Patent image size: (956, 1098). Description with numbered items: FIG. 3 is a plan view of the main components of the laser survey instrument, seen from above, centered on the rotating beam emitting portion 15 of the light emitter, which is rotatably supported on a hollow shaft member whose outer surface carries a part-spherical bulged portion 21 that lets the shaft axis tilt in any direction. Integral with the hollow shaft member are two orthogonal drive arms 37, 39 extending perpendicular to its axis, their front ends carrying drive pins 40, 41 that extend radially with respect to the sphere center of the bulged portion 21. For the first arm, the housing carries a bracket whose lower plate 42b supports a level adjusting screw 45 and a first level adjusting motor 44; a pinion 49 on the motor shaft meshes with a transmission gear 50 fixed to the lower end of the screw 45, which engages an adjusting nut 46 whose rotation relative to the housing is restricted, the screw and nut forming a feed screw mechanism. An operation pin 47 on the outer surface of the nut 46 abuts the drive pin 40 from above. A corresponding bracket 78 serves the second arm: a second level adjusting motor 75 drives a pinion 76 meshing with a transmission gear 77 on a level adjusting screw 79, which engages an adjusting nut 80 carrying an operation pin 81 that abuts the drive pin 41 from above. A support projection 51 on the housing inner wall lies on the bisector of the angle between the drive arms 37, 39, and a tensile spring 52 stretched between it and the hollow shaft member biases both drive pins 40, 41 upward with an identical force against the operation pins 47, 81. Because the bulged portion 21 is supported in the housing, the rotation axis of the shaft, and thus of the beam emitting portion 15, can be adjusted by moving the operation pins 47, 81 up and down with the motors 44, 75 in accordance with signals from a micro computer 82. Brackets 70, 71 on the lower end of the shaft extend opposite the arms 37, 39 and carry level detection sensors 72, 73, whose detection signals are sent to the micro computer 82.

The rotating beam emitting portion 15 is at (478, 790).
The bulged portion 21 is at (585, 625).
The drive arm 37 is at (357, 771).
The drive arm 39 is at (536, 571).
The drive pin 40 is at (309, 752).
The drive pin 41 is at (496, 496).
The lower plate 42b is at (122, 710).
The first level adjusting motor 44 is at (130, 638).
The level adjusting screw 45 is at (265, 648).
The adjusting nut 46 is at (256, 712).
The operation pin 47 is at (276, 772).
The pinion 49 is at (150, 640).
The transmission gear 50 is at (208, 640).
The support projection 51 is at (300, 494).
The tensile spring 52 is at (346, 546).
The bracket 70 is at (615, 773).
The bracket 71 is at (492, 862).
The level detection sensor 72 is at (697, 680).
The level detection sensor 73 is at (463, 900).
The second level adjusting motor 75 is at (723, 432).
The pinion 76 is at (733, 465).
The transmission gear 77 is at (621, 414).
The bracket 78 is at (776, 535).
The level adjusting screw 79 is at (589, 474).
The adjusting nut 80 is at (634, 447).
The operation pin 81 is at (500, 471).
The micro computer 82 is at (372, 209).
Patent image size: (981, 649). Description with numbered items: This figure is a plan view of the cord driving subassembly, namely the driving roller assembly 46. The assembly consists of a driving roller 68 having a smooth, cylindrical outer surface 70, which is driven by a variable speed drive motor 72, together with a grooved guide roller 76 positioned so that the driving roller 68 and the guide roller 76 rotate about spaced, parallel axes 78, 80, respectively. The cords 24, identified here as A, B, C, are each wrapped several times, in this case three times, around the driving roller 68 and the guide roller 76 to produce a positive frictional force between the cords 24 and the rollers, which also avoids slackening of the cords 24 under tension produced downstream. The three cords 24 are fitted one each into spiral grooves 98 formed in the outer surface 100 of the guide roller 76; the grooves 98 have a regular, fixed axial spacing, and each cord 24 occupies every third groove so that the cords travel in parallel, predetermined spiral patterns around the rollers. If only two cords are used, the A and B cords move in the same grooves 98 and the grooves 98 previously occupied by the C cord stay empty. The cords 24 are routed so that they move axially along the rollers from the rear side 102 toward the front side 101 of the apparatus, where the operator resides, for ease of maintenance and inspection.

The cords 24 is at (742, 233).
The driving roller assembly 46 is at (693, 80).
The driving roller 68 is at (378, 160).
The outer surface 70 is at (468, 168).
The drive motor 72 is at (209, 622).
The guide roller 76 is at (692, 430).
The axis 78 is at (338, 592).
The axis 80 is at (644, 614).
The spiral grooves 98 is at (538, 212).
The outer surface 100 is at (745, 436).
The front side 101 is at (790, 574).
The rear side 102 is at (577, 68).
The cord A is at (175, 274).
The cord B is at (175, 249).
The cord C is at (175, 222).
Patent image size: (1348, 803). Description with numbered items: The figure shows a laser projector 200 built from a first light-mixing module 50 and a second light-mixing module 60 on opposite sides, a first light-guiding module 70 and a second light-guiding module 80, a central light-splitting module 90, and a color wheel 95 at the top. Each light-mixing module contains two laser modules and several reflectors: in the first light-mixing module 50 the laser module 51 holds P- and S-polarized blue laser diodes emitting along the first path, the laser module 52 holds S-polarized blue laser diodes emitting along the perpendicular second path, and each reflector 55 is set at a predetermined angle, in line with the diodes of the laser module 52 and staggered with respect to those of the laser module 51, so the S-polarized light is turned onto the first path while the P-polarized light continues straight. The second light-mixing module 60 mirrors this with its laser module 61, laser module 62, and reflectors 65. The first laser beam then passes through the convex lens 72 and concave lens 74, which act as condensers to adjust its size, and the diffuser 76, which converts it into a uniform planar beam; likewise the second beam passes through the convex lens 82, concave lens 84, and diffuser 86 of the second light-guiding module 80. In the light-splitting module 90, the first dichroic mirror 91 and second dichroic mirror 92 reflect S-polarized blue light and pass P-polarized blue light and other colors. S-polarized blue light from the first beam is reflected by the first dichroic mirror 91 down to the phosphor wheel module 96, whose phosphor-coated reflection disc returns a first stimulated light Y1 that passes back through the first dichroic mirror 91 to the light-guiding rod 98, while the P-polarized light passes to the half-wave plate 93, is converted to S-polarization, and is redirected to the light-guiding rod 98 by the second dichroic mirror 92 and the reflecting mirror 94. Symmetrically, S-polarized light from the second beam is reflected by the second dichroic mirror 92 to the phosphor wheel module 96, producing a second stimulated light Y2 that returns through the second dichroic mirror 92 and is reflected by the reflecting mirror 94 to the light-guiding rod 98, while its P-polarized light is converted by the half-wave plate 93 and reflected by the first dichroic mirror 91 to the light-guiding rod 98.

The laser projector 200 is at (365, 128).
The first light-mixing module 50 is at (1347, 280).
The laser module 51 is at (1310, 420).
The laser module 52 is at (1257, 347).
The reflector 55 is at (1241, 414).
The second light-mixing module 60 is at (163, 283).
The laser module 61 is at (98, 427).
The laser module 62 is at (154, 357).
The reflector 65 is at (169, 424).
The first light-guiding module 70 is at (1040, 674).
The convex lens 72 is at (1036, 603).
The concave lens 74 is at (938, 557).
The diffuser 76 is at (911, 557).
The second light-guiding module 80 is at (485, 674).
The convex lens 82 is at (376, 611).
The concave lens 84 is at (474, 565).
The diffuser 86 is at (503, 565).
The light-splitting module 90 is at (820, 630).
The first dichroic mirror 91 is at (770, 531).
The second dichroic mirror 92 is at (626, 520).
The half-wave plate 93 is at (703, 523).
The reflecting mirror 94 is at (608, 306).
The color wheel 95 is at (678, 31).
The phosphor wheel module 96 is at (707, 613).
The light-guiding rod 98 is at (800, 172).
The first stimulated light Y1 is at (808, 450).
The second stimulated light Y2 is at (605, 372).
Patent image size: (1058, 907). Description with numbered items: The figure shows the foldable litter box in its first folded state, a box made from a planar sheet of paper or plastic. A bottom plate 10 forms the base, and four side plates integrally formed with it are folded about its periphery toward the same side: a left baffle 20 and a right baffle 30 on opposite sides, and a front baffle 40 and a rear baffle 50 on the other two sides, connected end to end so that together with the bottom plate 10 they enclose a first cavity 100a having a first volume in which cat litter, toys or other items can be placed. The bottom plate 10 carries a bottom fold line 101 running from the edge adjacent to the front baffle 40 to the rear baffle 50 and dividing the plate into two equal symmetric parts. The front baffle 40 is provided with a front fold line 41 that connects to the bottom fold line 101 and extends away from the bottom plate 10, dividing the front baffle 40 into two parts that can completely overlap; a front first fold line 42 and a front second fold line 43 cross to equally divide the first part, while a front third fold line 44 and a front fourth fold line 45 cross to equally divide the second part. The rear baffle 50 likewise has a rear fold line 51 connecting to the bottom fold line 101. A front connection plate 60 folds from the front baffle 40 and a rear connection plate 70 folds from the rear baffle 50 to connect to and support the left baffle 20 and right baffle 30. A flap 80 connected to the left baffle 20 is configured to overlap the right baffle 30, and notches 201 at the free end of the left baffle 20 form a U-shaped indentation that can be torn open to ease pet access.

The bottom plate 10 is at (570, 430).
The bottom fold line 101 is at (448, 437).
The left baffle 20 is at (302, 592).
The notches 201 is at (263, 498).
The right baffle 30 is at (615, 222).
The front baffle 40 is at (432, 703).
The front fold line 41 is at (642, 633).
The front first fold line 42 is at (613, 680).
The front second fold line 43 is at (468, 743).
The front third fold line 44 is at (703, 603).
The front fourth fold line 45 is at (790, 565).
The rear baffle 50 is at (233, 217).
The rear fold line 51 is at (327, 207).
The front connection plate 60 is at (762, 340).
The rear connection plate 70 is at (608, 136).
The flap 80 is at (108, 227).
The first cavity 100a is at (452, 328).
----
→ Task goal:
Reproduce only the lines that start at the one containing "Patent image size: (1058, 907)." and end after the one containing "The front third", including both.

→ Output below:
Patent image size: (1058, 907). Description with numbered items: The figure shows the foldable litter box in its first folded state, a box made from a planar sheet of paper or plastic. A bottom plate 10 forms the base, and four side plates integrally formed with it are folded about its periphery toward the same side: a left baffle 20 and a right baffle 30 on opposite sides, and a front baffle 40 and a rear baffle 50 on the other two sides, connected end to end so that together with the bottom plate 10 they enclose a first cavity 100a having a first volume in which cat litter, toys or other items can be placed. The bottom plate 10 carries a bottom fold line 101 running from the edge adjacent to the front baffle 40 to the rear baffle 50 and dividing the plate into two equal symmetric parts. The front baffle 40 is provided with a front fold line 41 that connects to the bottom fold line 101 and extends away from the bottom plate 10, dividing the front baffle 40 into two parts that can completely overlap; a front first fold line 42 and a front second fold line 43 cross to equally divide the first part, while a front third fold line 44 and a front fourth fold line 45 cross to equally divide the second part. The rear baffle 50 likewise has a rear fold line 51 connecting to the bottom fold line 101. A front connection plate 60 folds from the front baffle 40 and a rear connection plate 70 folds from the rear baffle 50 to connect to and support the left baffle 20 and right baffle 30. A flap 80 connected to the left baffle 20 is configured to overlap the right baffle 30, and notches 201 at the free end of the left baffle 20 form a U-shaped indentation that can be torn open to ease pet access.

The bottom plate 10 is at (570, 430).
The bottom fold line 101 is at (448, 437).
The left baffle 20 is at (302, 592).
The notches 201 is at (263, 498).
The right baffle 30 is at (615, 222).
The front baffle 40 is at (432, 703).
The front fold line 41 is at (642, 633).
The front first fold line 42 is at (613, 680).
The front second fold line 43 is at (468, 743).
The front third fold line 44 is at (703, 603).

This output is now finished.